Written task -
Carry none of the pictures over; write out the complete data exactly.

Listing -
++++++++++++++++++++

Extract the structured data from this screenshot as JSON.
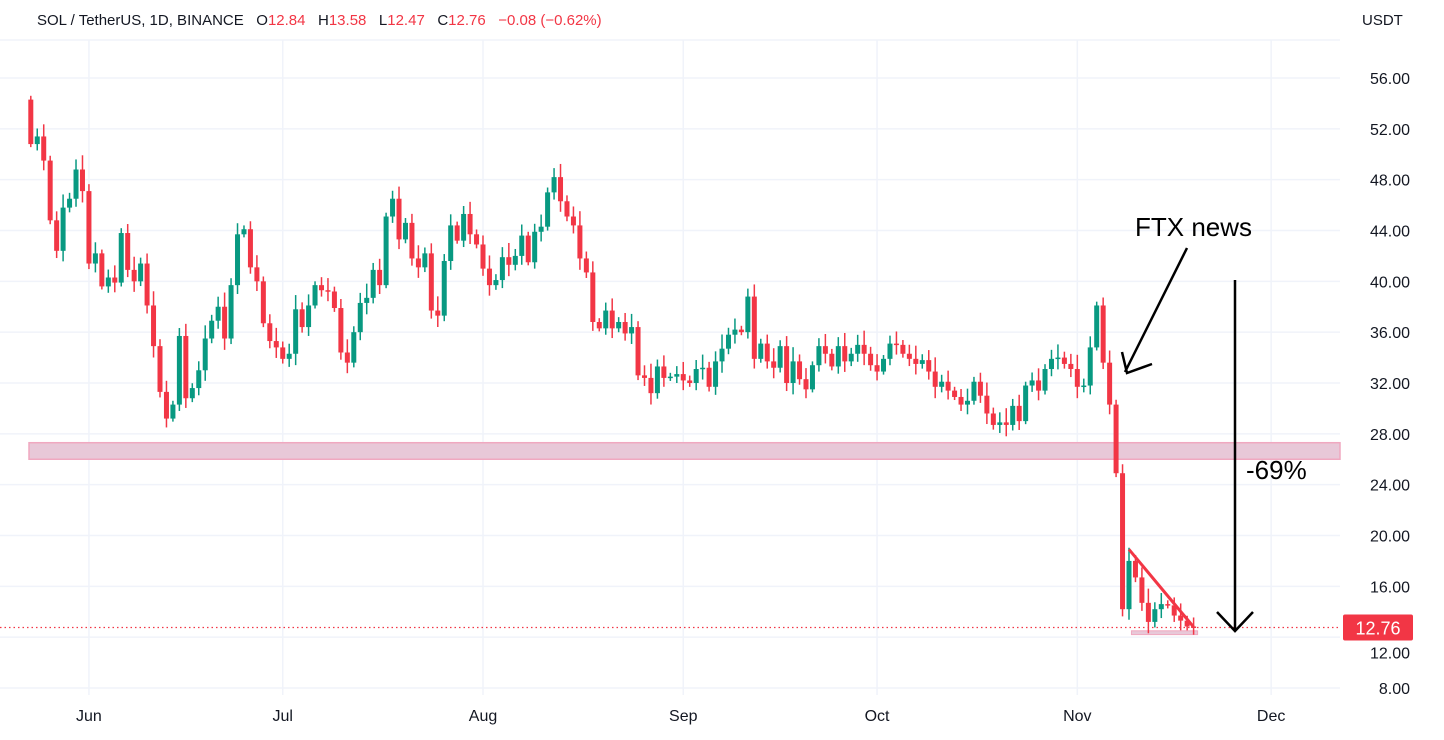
{
  "header": {
    "symbol": "SOL / TetherUS, 1D, BINANCE",
    "open_label": "O",
    "open": "12.84",
    "high_label": "H",
    "high": "13.58",
    "low_label": "L",
    "low": "12.47",
    "close_label": "C",
    "close": "12.76",
    "change": "−0.08 (−0.62%)",
    "currency": "USDT"
  },
  "colors": {
    "up": "#089981",
    "down": "#f23645",
    "zone": "#e8c8d8",
    "zone_border": "#f0a8c0",
    "annotation": "#000000"
  },
  "annotations": {
    "ftx_label": "FTX news",
    "drop_label": "-69%"
  },
  "chart_data": {
    "type": "candlestick",
    "title": "SOL / TetherUS, 1D, BINANCE",
    "ylabel": "USDT",
    "ylim": [
      8,
      56
    ],
    "y_ticks": [
      "56.00",
      "52.00",
      "48.00",
      "44.00",
      "40.00",
      "36.00",
      "32.00",
      "28.00",
      "24.00",
      "20.00",
      "16.00",
      "12.00",
      "8.00"
    ],
    "x_ticks": [
      "Jun",
      "Jul",
      "Aug",
      "Sep",
      "Oct",
      "Nov",
      "Dec"
    ],
    "grid": true,
    "last_price": "12.76",
    "first_open": 54.3,
    "close": [
      50.8,
      51.4,
      49.5,
      44.8,
      42.4,
      45.8,
      46.5,
      48.8,
      47.1,
      41.4,
      42.2,
      39.6,
      40.3,
      39.9,
      43.8,
      40.9,
      40.0,
      41.4,
      38.1,
      34.9,
      31.3,
      29.2,
      30.3,
      35.7,
      30.8,
      31.6,
      33.0,
      35.5,
      36.9,
      38.0,
      35.5,
      39.7,
      43.7,
      44.1,
      41.1,
      40.0,
      36.7,
      35.3,
      34.8,
      33.9,
      34.3,
      37.8,
      36.4,
      38.1,
      39.7,
      39.3,
      39.2,
      37.9,
      34.4,
      33.6,
      36.0,
      38.3,
      38.7,
      40.9,
      39.7,
      45.1,
      46.5,
      43.3,
      44.6,
      41.8,
      41.1,
      42.2,
      37.7,
      37.3,
      41.6,
      44.4,
      43.2,
      45.3,
      43.7,
      42.9,
      41.0,
      39.7,
      40.1,
      41.9,
      41.3,
      42.0,
      43.6,
      41.5,
      43.9,
      44.3,
      47.0,
      48.2,
      46.3,
      45.1,
      44.4,
      41.8,
      40.7,
      36.8,
      36.3,
      37.7,
      36.3,
      36.8,
      35.9,
      36.4,
      32.6,
      32.4,
      31.2,
      33.3,
      32.4,
      32.5,
      32.7,
      32.2,
      32.0,
      33.1,
      33.2,
      31.7,
      33.7,
      34.7,
      35.8,
      36.2,
      36.0,
      38.8,
      33.9,
      35.1,
      33.7,
      33.2,
      34.9,
      32.0,
      33.7,
      32.3,
      31.5,
      33.4,
      34.9,
      34.3,
      33.3,
      34.9,
      33.7,
      34.3,
      35.0,
      34.3,
      33.4,
      32.9,
      33.9,
      35.1,
      35.0,
      34.3,
      33.9,
      33.5,
      33.8,
      32.9,
      31.7,
      32.1,
      31.4,
      30.9,
      30.3,
      30.6,
      32.1,
      31.0,
      29.6,
      28.7,
      28.9,
      28.7,
      30.2,
      29.0,
      31.8,
      32.2,
      31.4,
      33.1,
      33.9,
      34.0,
      33.5,
      33.1,
      31.7,
      31.8,
      34.8,
      38.1,
      33.6,
      30.3,
      24.9,
      14.2,
      18.0,
      16.7,
      14.7,
      13.2,
      14.2,
      14.6,
      14.5,
      13.7,
      13.3,
      12.84,
      12.76
    ],
    "support_zone": [
      26.0,
      27.3
    ],
    "lower_zone": [
      12.2,
      12.5
    ],
    "trendline": {
      "from": 18.9,
      "to": 12.8
    }
  }
}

++++++++++++++++++++

Task answer -
Extract the structured data from this screenshot as JSON.
{
  "header": {
    "symbol": "SOL / TetherUS, 1D, BINANCE",
    "open_label": "O",
    "open": "12.84",
    "high_label": "H",
    "high": "13.58",
    "low_label": "L",
    "low": "12.47",
    "close_label": "C",
    "close": "12.76",
    "change": "−0.08 (−0.62%)",
    "currency": "USDT"
  },
  "colors": {
    "up": "#089981",
    "down": "#f23645",
    "zone": "#e8c8d8",
    "zone_border": "#f0a8c0",
    "annotation": "#000000"
  },
  "annotations": {
    "ftx_label": "FTX news",
    "drop_label": "-69%"
  },
  "chart_data": {
    "type": "candlestick",
    "title": "SOL / TetherUS, 1D, BINANCE",
    "ylabel": "USDT",
    "ylim": [
      8,
      56
    ],
    "y_ticks": [
      "56.00",
      "52.00",
      "48.00",
      "44.00",
      "40.00",
      "36.00",
      "32.00",
      "28.00",
      "24.00",
      "20.00",
      "16.00",
      "12.00",
      "8.00"
    ],
    "x_ticks": [
      "Jun",
      "Jul",
      "Aug",
      "Sep",
      "Oct",
      "Nov",
      "Dec"
    ],
    "grid": true,
    "last_price": "12.76",
    "first_open": 54.3,
    "close": [
      50.8,
      51.4,
      49.5,
      44.8,
      42.4,
      45.8,
      46.5,
      48.8,
      47.1,
      41.4,
      42.2,
      39.6,
      40.3,
      39.9,
      43.8,
      40.9,
      40.0,
      41.4,
      38.1,
      34.9,
      31.3,
      29.2,
      30.3,
      35.7,
      30.8,
      31.6,
      33.0,
      35.5,
      36.9,
      38.0,
      35.5,
      39.7,
      43.7,
      44.1,
      41.1,
      40.0,
      36.7,
      35.3,
      34.8,
      33.9,
      34.3,
      37.8,
      36.4,
      38.1,
      39.7,
      39.3,
      39.2,
      37.9,
      34.4,
      33.6,
      36.0,
      38.3,
      38.7,
      40.9,
      39.7,
      45.1,
      46.5,
      43.3,
      44.6,
      41.8,
      41.1,
      42.2,
      37.7,
      37.3,
      41.6,
      44.4,
      43.2,
      45.3,
      43.7,
      42.9,
      41.0,
      39.7,
      40.1,
      41.9,
      41.3,
      42.0,
      43.6,
      41.5,
      43.9,
      44.3,
      47.0,
      48.2,
      46.3,
      45.1,
      44.4,
      41.8,
      40.7,
      36.8,
      36.3,
      37.7,
      36.3,
      36.8,
      35.9,
      36.4,
      32.6,
      32.4,
      31.2,
      33.3,
      32.4,
      32.5,
      32.7,
      32.2,
      32.0,
      33.1,
      33.2,
      31.7,
      33.7,
      34.7,
      35.8,
      36.2,
      36.0,
      38.8,
      33.9,
      35.1,
      33.7,
      33.2,
      34.9,
      32.0,
      33.7,
      32.3,
      31.5,
      33.4,
      34.9,
      34.3,
      33.3,
      34.9,
      33.7,
      34.3,
      35.0,
      34.3,
      33.4,
      32.9,
      33.9,
      35.1,
      35.0,
      34.3,
      33.9,
      33.5,
      33.8,
      32.9,
      31.7,
      32.1,
      31.4,
      30.9,
      30.3,
      30.6,
      32.1,
      31.0,
      29.6,
      28.7,
      28.9,
      28.7,
      30.2,
      29.0,
      31.8,
      32.2,
      31.4,
      33.1,
      33.9,
      34.0,
      33.5,
      33.1,
      31.7,
      31.8,
      34.8,
      38.1,
      33.6,
      30.3,
      24.9,
      14.2,
      18.0,
      16.7,
      14.7,
      13.2,
      14.2,
      14.6,
      14.5,
      13.7,
      13.3,
      12.84,
      12.76
    ],
    "support_zone": [
      26.0,
      27.3
    ],
    "lower_zone": [
      12.2,
      12.5
    ],
    "trendline": {
      "from": 18.9,
      "to": 12.8
    }
  }
}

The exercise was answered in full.